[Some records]

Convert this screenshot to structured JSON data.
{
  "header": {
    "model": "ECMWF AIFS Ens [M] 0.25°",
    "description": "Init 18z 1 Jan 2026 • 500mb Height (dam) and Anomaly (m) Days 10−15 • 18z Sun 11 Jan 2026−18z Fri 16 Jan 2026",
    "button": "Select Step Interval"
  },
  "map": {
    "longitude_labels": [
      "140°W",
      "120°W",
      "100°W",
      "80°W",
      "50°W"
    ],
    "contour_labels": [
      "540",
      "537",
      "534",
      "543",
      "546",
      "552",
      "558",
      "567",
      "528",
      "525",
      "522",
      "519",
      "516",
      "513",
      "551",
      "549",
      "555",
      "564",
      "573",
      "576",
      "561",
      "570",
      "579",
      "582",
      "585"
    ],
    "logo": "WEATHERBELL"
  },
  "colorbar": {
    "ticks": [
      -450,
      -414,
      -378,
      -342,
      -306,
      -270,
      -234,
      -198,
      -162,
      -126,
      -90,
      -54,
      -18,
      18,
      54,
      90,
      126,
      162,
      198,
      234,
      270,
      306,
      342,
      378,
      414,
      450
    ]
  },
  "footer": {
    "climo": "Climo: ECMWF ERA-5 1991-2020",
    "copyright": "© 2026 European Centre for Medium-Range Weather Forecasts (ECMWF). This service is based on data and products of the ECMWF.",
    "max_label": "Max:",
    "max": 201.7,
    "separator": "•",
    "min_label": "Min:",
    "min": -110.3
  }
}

To do —
Your task is to reproduce all of the records exactly.

Correct result —
Convert this screenshot to structured JSON data.
{
  "header": {
    "model": "ECMWF AIFS Ens [M] 0.25°",
    "description": "Init 18z 1 Jan 2026 • 500mb Height (dam) and Anomaly (m) Days 10−15 • 18z Sun 11 Jan 2026−18z Fri 16 Jan 2026",
    "button": "Select Step Interval"
  },
  "map": {
    "longitude_labels": [
      "140°W",
      "120°W",
      "100°W",
      "80°W",
      "50°W"
    ],
    "contour_labels": [
      "540",
      "537",
      "534",
      "543",
      "546",
      "552",
      "558",
      "567",
      "528",
      "525",
      "522",
      "519",
      "516",
      "513",
      "551",
      "549",
      "555",
      "564",
      "573",
      "576",
      "561",
      "570",
      "579",
      "582",
      "585"
    ],
    "logo": "WEATHERBELL"
  },
  "colorbar": {
    "ticks": [
      -450,
      -414,
      -378,
      -342,
      -306,
      -270,
      -234,
      -198,
      -162,
      -126,
      -90,
      -54,
      -18,
      18,
      54,
      90,
      126,
      162,
      198,
      234,
      270,
      306,
      342,
      378,
      414,
      450
    ]
  },
  "footer": {
    "climo": "Climo: ECMWF ERA-5 1991-2020",
    "copyright": "© 2026 European Centre for Medium-Range Weather Forecasts (ECMWF). This service is based on data and products of the ECMWF.",
    "max_label": "Max:",
    "max": 201.7,
    "separator": "•",
    "min_label": "Min:",
    "min": -110.3
  }
}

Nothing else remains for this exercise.